_WHAT TO WORK ON_: Write out each line from the data below that includes the word "downwards".

(Data excerpts)
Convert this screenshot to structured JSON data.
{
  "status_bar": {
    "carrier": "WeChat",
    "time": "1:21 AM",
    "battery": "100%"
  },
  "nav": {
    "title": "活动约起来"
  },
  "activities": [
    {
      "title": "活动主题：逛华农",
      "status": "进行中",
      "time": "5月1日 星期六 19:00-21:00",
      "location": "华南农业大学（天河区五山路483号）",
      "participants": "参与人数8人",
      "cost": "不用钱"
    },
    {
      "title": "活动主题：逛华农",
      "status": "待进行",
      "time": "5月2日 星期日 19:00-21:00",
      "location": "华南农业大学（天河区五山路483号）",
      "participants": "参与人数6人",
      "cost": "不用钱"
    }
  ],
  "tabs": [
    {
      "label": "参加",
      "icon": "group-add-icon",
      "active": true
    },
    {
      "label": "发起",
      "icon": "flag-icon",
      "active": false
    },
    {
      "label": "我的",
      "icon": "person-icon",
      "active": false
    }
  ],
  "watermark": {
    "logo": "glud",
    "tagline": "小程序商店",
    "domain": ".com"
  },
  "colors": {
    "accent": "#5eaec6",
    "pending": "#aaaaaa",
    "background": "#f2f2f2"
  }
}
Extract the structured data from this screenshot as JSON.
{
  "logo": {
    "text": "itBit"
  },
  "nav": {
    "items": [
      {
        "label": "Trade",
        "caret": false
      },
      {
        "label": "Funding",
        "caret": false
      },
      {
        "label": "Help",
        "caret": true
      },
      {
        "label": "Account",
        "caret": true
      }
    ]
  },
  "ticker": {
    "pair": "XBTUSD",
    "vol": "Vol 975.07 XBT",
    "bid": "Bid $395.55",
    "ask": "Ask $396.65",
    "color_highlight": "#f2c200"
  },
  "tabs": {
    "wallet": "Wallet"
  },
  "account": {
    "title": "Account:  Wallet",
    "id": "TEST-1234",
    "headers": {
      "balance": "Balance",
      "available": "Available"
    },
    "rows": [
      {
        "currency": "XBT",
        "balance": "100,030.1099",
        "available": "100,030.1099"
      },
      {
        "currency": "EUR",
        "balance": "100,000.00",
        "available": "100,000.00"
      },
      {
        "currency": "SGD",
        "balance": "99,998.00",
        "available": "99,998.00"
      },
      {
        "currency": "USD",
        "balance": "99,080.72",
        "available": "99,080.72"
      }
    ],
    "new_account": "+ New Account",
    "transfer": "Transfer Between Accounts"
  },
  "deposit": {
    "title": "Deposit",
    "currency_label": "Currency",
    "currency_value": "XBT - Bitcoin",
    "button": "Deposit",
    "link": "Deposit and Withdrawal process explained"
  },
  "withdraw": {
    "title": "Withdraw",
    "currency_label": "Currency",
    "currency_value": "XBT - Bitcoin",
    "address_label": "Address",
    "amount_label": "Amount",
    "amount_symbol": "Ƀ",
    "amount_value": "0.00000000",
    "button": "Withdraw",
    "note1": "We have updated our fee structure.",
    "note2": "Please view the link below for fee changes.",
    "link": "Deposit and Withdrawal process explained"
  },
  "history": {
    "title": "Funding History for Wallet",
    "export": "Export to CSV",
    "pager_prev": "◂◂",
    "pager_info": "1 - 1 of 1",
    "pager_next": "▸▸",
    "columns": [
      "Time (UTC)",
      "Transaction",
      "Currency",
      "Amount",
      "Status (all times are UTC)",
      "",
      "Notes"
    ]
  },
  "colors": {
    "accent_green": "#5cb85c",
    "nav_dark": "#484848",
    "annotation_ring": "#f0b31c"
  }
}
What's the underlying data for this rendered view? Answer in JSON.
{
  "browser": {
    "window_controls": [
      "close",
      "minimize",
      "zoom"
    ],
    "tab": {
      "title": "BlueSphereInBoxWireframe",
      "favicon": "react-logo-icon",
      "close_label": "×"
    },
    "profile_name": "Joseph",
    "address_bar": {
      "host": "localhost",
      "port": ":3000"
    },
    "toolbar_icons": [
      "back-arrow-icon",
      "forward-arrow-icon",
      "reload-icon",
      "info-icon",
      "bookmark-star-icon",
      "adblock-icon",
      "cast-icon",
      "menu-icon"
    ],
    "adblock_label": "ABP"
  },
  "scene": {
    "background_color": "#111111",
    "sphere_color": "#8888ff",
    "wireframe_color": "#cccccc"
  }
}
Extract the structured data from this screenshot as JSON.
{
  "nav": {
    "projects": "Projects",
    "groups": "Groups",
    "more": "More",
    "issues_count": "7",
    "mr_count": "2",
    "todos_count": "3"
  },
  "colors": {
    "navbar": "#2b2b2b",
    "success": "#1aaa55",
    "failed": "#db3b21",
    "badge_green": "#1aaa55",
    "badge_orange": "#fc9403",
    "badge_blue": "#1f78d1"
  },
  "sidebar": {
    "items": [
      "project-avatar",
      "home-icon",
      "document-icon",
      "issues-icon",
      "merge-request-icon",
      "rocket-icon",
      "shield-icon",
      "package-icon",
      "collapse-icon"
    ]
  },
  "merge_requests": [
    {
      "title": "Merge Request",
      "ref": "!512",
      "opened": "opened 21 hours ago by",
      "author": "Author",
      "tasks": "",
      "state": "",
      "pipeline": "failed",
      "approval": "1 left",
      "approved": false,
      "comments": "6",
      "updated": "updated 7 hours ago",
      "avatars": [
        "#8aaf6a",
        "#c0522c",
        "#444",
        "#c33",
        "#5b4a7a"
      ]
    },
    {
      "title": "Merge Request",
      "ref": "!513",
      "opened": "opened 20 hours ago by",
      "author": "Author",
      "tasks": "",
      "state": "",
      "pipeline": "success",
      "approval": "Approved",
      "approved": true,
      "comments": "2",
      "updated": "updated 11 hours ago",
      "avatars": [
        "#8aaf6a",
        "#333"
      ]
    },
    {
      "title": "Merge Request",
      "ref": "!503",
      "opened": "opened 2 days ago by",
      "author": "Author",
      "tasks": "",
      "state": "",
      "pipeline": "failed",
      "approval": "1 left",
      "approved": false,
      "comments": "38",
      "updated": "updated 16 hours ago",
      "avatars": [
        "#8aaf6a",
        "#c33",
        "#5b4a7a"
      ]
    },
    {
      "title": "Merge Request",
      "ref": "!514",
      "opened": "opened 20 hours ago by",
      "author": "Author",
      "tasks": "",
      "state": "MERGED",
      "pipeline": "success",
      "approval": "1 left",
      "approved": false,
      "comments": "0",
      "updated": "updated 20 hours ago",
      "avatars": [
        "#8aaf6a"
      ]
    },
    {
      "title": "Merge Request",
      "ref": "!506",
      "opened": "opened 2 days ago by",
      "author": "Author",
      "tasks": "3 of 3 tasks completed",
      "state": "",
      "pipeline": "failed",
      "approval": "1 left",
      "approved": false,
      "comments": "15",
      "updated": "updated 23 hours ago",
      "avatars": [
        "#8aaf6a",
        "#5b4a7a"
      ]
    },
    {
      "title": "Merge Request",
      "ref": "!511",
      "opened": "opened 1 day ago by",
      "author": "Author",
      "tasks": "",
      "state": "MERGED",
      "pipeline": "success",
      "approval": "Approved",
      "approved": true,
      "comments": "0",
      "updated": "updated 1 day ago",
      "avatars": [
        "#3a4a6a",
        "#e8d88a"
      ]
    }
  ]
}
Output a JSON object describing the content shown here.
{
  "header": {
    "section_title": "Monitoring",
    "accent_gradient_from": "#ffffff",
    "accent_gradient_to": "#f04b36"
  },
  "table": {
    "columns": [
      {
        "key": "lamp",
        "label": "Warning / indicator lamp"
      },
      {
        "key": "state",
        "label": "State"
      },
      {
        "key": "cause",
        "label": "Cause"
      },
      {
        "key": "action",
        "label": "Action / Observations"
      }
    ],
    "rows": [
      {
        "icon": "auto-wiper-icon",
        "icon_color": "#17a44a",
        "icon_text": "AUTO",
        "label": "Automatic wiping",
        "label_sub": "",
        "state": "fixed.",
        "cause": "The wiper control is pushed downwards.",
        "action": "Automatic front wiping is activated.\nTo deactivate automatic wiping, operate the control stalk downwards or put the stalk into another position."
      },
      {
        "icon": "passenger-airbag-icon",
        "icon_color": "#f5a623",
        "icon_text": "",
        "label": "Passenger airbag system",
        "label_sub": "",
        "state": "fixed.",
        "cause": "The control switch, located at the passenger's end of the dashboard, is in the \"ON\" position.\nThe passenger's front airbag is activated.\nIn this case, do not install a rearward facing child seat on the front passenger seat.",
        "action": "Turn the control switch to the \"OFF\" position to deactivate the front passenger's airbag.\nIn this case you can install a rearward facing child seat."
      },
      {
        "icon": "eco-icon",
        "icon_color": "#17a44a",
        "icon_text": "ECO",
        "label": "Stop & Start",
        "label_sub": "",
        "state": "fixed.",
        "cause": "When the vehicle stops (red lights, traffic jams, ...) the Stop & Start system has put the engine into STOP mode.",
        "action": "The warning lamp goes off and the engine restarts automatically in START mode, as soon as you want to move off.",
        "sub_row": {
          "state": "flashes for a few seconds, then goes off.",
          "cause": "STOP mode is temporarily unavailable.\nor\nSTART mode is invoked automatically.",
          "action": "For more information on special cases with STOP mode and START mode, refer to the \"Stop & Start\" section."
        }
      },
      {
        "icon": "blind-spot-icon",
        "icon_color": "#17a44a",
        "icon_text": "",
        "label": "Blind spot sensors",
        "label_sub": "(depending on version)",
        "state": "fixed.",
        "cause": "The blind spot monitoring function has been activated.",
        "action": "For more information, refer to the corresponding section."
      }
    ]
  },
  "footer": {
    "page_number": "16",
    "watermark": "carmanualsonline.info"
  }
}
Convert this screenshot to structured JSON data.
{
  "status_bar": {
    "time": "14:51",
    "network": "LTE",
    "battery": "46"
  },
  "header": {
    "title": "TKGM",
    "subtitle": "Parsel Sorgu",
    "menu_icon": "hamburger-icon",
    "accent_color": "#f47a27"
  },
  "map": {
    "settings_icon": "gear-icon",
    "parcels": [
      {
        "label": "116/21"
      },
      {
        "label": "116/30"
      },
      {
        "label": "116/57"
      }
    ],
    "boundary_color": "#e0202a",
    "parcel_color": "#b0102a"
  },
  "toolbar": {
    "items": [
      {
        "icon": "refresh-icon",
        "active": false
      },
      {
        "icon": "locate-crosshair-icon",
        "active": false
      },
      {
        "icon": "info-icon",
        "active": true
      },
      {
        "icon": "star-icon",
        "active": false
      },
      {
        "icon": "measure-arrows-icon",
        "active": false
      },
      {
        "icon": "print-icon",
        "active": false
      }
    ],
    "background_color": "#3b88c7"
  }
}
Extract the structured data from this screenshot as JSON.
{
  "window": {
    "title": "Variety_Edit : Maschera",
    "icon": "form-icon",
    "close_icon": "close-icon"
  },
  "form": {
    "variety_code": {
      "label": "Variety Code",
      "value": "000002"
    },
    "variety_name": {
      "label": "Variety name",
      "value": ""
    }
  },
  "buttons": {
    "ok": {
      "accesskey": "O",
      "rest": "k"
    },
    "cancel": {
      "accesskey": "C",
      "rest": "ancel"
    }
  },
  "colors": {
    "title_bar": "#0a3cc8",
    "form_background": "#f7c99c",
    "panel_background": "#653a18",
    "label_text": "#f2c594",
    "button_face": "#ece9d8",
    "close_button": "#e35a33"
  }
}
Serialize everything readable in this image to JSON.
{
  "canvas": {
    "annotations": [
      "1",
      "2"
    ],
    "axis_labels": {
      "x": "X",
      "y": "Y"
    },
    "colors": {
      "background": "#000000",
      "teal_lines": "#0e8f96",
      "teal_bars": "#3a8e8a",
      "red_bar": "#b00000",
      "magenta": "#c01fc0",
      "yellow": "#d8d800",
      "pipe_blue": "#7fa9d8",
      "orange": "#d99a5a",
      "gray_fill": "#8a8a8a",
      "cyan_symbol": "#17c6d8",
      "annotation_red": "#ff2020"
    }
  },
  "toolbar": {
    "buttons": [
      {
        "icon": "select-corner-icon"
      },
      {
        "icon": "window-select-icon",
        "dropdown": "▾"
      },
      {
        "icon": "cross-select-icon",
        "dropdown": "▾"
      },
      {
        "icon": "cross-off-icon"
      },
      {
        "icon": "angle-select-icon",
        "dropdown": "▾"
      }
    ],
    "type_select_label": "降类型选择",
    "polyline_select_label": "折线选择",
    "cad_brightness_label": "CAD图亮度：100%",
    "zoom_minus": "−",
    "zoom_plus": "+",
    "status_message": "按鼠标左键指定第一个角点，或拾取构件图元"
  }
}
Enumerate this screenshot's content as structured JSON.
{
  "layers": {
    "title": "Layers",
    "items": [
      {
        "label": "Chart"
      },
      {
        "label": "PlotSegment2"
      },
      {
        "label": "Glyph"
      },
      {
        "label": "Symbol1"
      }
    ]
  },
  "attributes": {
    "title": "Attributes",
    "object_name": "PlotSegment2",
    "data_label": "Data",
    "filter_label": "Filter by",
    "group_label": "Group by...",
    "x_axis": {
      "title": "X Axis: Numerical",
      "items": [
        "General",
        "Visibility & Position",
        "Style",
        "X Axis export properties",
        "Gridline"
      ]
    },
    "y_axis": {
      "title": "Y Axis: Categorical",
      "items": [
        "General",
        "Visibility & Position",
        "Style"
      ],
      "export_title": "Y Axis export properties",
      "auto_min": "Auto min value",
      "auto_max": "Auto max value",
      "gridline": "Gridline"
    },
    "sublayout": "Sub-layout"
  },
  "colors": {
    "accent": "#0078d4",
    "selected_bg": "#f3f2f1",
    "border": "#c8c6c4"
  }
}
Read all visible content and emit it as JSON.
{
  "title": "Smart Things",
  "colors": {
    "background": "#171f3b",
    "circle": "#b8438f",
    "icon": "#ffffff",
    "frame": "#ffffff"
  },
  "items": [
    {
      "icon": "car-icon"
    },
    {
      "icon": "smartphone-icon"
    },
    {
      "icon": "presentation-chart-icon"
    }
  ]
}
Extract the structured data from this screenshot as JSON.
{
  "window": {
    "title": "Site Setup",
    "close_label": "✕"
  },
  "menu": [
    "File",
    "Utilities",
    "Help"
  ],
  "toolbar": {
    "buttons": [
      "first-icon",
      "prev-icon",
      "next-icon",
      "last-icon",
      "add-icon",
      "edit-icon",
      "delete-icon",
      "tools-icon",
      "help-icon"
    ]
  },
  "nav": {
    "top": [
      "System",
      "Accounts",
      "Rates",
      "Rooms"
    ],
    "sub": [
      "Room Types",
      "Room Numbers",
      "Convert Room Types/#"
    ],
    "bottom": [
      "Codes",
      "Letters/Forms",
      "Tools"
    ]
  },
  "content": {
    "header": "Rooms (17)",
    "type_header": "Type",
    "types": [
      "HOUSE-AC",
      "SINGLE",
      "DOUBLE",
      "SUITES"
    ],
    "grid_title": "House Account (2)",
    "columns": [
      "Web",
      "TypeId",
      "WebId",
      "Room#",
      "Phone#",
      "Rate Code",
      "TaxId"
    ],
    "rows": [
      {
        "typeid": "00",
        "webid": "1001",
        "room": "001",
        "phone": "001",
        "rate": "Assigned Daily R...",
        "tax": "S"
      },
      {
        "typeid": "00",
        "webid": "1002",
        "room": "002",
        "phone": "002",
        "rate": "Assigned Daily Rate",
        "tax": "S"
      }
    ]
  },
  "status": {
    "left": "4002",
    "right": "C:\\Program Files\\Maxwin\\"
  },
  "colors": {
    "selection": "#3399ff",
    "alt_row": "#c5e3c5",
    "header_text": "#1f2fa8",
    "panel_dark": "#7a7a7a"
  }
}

_TASK SOLUTION_:
        "cause": "The wiper control is pushed downwards.",
        "action": "Automatic front wiping is activated.\nTo deactivate automatic wiping, operate the control stalk downwards or put the stalk into another position."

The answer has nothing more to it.